**Exercise objective:** Return the lines where the word "just" occurs.
[Start Given records]
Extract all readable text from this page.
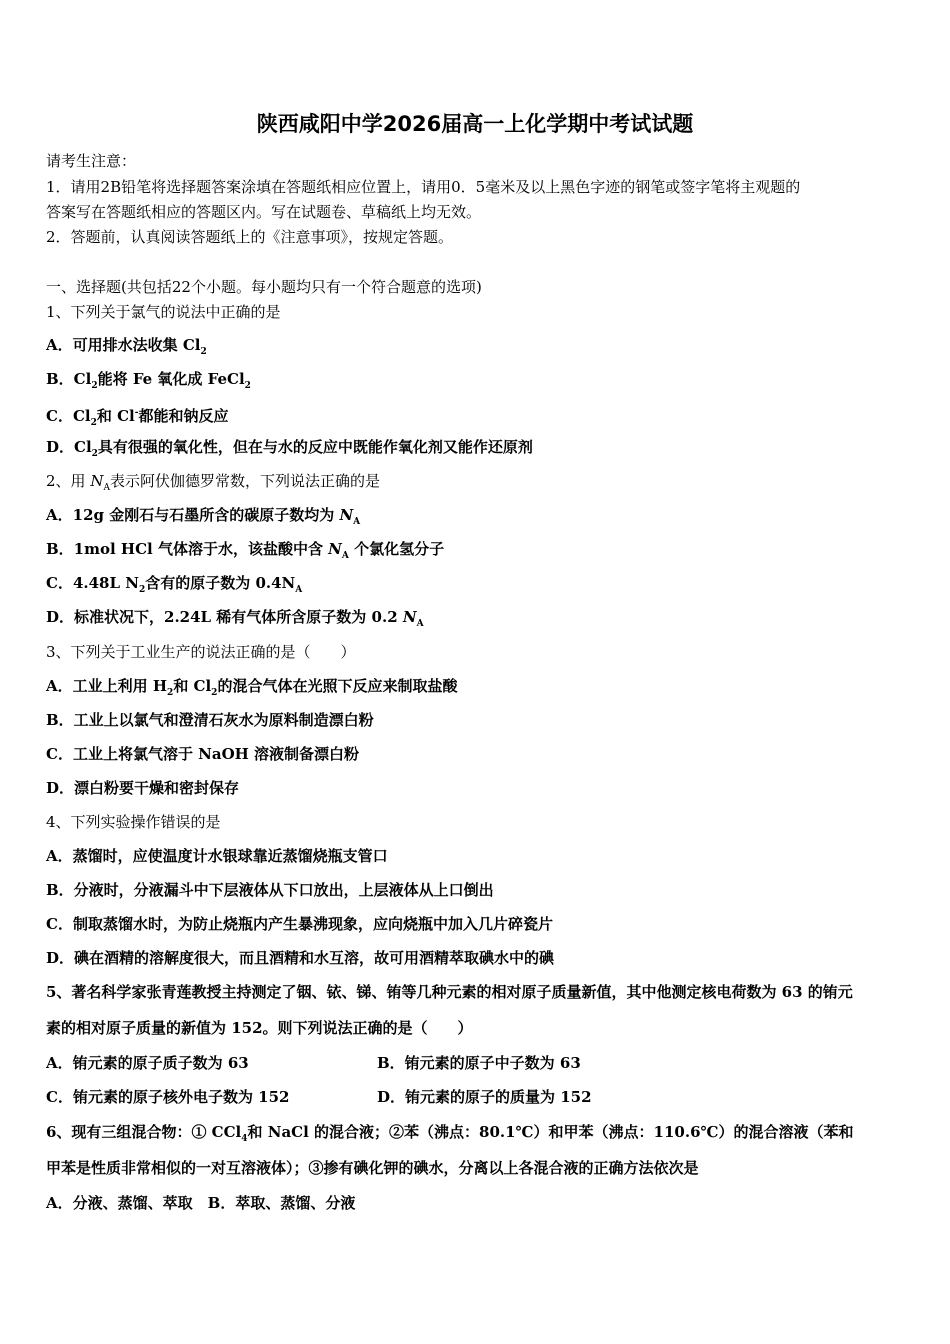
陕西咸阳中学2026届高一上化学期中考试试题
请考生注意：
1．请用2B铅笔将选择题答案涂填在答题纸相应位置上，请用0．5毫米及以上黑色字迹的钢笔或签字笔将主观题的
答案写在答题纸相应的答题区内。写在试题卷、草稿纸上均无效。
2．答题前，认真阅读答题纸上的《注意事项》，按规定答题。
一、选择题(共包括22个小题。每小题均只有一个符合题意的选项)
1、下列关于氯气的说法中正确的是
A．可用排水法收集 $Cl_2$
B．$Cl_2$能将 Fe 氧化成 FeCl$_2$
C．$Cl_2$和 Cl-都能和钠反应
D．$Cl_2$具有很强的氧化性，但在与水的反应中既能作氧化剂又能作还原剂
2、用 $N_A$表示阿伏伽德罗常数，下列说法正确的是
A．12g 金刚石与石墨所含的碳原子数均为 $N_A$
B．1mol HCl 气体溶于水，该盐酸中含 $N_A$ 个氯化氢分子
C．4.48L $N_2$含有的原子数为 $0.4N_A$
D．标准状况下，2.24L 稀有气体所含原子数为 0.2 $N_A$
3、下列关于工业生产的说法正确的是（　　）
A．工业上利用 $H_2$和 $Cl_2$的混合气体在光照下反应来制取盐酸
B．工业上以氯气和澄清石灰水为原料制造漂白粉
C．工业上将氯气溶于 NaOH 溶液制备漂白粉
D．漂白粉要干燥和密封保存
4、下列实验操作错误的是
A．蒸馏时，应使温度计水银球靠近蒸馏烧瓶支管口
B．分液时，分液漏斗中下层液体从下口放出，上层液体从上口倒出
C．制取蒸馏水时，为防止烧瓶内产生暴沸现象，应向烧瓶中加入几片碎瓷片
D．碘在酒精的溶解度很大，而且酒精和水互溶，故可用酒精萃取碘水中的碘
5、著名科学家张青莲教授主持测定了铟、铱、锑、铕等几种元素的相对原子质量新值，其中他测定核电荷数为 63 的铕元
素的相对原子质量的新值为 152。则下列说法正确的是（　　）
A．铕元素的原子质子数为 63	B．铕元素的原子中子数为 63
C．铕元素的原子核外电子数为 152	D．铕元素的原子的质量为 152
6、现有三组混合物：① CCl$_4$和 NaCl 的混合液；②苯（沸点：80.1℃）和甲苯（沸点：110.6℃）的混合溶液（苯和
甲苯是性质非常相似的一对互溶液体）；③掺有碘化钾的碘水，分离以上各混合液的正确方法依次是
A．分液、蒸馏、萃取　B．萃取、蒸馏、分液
[End Given records]
[Start Given records]
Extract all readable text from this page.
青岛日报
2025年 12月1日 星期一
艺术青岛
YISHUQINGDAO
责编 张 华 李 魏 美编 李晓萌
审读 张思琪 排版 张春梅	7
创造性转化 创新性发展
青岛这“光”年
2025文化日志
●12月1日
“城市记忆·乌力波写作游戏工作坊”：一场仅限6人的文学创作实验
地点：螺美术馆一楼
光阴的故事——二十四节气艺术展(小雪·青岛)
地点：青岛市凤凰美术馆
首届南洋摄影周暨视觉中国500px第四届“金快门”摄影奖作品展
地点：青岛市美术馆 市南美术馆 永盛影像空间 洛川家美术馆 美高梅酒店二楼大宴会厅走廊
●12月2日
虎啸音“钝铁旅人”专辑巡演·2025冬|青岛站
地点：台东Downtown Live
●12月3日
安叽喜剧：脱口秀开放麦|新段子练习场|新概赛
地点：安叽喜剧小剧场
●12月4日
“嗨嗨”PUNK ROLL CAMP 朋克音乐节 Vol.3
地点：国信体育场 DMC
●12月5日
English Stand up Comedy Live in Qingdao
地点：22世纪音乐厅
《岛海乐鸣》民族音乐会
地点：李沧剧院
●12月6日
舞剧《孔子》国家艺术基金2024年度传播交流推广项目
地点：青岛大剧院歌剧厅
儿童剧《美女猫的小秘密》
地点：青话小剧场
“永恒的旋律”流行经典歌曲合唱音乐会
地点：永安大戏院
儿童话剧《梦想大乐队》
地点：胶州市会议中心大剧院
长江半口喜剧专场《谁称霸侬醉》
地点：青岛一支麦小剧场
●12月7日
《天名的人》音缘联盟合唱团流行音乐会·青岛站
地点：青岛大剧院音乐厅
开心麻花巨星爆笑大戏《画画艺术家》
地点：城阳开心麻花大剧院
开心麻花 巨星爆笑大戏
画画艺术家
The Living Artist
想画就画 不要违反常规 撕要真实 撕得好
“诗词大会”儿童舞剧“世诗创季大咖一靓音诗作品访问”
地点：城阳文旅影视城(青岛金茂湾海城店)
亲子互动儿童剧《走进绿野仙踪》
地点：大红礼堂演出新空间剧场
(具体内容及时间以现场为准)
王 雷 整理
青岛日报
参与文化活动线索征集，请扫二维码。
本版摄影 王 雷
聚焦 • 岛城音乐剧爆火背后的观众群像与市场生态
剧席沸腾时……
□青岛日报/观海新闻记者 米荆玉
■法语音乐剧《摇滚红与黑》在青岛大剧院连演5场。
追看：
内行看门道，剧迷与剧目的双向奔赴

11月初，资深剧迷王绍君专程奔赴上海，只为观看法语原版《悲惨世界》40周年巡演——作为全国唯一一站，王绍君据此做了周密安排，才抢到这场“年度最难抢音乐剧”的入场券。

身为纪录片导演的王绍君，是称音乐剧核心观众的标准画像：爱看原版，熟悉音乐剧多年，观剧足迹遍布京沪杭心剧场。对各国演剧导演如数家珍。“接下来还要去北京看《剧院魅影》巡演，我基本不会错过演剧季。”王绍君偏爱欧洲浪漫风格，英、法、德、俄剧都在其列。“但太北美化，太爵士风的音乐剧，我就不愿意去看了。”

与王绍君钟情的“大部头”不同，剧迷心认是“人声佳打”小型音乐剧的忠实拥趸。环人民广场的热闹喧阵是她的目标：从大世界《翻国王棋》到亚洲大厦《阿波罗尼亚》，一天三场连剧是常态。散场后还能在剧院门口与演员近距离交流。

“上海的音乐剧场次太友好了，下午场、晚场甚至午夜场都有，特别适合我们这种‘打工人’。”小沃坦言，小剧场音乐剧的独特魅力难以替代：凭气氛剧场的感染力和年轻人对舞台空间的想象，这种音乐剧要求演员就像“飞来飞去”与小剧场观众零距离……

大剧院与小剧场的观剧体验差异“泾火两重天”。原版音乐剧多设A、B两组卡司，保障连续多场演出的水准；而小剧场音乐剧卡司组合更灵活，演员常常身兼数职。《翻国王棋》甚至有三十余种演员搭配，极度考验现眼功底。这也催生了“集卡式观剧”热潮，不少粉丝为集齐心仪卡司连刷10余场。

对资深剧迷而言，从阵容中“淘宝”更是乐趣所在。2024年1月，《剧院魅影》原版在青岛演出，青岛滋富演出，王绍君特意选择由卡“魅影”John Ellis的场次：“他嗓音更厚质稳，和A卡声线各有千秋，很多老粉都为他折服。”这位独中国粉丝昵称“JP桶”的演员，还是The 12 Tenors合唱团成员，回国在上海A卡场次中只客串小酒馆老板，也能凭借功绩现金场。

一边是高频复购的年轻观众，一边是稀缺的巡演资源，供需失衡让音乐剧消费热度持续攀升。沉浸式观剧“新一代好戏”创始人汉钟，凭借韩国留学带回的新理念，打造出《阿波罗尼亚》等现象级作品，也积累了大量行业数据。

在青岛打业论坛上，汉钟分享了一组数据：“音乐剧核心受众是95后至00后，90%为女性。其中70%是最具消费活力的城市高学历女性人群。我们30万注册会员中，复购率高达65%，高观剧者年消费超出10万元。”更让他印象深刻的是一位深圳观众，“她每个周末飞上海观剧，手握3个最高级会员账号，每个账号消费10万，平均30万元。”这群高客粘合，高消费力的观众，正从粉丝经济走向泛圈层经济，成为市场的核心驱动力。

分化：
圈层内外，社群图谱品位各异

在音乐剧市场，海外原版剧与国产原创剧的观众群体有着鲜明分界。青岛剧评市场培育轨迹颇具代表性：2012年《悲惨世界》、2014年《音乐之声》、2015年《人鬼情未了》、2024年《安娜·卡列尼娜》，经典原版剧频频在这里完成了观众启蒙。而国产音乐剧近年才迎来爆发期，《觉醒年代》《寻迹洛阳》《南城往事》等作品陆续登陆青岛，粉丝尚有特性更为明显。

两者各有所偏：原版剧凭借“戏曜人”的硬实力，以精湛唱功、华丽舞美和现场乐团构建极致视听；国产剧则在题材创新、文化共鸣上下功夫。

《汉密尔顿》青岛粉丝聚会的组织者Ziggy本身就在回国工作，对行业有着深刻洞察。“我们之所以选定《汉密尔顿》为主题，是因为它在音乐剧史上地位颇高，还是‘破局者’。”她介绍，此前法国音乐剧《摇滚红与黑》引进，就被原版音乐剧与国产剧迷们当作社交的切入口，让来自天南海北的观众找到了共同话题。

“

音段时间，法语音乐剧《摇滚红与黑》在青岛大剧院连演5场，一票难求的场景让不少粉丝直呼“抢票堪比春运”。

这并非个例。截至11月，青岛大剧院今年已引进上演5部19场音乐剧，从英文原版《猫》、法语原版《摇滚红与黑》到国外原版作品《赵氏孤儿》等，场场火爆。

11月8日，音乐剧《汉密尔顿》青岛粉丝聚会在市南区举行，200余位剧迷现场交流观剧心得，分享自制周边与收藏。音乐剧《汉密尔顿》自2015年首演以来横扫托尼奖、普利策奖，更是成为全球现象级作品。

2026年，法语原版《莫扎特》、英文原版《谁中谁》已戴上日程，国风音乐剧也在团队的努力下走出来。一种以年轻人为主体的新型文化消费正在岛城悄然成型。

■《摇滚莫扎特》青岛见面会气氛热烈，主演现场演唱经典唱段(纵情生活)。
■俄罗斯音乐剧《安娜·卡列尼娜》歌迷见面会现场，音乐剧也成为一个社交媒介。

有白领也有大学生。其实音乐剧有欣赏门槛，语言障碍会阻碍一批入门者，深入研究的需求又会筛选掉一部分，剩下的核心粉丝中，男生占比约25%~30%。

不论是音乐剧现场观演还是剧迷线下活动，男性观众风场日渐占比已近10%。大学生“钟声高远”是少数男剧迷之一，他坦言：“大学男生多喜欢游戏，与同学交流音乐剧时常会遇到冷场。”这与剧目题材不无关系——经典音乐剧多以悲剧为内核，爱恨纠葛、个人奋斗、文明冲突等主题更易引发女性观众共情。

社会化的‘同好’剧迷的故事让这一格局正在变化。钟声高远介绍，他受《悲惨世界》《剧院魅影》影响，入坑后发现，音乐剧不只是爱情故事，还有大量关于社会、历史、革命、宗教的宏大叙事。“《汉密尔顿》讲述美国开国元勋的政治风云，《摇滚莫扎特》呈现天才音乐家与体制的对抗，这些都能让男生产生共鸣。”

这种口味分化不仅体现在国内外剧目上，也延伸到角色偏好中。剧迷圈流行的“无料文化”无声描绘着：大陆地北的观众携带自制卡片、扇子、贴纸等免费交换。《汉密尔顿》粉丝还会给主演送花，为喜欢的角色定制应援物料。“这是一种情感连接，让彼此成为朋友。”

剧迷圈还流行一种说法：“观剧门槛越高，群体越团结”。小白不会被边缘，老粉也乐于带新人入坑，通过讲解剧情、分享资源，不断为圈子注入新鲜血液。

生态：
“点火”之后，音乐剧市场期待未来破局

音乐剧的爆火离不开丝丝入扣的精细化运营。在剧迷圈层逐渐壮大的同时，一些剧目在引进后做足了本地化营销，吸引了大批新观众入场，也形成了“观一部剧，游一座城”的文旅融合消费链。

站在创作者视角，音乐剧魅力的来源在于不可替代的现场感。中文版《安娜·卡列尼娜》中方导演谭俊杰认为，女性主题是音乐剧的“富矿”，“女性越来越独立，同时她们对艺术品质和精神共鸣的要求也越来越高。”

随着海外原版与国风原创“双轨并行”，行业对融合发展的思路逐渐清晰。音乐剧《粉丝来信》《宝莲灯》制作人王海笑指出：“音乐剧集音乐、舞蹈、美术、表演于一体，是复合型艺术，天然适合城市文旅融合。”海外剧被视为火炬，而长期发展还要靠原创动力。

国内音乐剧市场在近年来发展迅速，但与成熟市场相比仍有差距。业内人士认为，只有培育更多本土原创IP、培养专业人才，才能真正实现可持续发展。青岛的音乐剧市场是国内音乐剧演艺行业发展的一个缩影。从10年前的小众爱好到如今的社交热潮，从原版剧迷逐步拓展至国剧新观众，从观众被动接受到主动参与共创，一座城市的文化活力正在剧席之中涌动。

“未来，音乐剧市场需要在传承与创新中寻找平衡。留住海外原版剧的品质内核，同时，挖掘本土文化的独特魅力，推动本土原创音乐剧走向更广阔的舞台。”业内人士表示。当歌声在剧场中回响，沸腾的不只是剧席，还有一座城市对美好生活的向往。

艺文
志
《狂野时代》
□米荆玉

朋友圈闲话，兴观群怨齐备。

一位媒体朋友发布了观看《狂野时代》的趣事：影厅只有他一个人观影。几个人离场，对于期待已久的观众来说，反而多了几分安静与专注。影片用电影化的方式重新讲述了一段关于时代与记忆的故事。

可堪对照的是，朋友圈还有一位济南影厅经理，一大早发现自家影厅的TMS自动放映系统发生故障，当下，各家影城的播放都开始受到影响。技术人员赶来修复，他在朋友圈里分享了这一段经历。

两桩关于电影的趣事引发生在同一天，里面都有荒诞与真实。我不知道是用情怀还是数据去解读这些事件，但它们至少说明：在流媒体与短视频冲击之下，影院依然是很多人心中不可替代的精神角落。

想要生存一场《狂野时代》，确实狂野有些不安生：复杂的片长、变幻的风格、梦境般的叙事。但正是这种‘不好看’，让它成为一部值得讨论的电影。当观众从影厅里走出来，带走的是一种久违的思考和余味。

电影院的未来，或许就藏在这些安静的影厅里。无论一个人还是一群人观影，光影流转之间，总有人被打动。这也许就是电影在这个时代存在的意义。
[End Given records]
[Start Given records]
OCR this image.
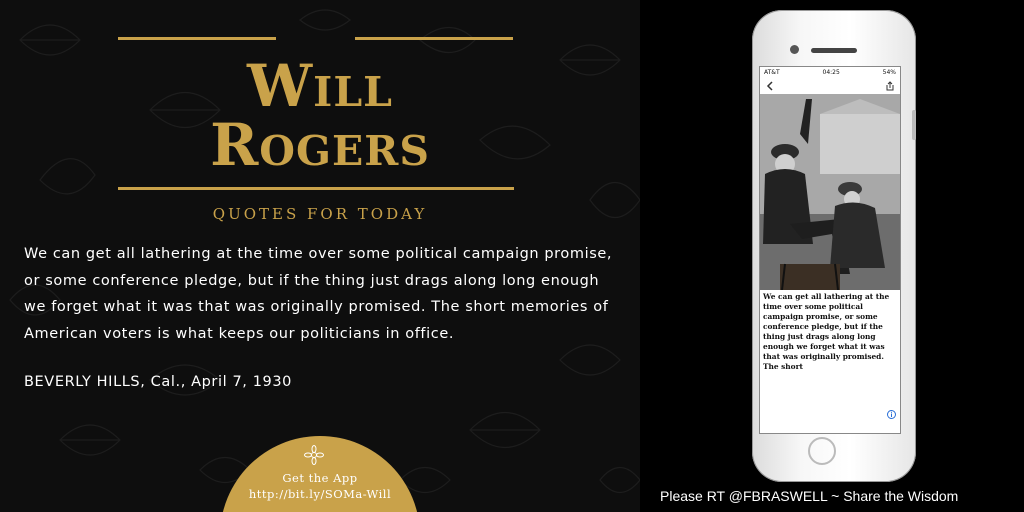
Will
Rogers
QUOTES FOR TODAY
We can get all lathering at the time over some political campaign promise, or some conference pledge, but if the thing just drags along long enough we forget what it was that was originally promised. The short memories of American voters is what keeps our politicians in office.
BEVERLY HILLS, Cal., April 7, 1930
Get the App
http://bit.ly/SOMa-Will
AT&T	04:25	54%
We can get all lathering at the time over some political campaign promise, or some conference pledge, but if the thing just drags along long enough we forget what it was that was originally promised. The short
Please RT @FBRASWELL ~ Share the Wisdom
[End Given records]
**Result of the exercise:**
We can get all lathering at the time over some political campaign promise, or some conference pledge, but if the thing just drags along long enough we forget what it was that was originally promised. The short memories of American voters is what keeps our politicians in office.
We can get all lathering at the time over some political campaign promise, or some conference pledge, but if the thing just drags along long enough we forget what it was that was originally promised. The short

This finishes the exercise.